- _Items_

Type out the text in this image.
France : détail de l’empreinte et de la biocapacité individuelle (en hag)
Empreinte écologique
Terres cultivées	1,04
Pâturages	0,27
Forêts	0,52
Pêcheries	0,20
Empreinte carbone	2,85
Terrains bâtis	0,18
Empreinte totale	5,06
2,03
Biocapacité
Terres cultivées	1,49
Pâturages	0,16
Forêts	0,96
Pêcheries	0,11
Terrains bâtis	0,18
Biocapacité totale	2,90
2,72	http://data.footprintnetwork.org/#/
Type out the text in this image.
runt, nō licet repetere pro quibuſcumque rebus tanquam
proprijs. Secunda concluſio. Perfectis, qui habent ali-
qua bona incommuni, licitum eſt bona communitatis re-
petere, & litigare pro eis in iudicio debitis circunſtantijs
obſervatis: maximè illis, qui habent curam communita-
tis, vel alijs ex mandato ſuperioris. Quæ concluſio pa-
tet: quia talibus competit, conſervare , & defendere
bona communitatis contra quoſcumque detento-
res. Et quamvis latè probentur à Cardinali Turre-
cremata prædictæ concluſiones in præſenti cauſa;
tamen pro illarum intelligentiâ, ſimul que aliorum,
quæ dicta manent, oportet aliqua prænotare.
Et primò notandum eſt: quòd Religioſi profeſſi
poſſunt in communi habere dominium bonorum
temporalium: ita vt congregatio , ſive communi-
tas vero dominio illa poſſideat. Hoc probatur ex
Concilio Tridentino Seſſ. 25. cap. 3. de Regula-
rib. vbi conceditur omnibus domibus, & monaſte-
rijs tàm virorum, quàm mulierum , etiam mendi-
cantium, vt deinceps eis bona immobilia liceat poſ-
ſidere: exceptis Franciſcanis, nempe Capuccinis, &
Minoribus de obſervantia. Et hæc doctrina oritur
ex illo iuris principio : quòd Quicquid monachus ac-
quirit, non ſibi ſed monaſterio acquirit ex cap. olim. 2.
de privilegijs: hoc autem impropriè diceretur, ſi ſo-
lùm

- _Exercise_
Count how many lines of the material hold the string "habent". Give the number and nothing more.

- _Solution for this exercise_
2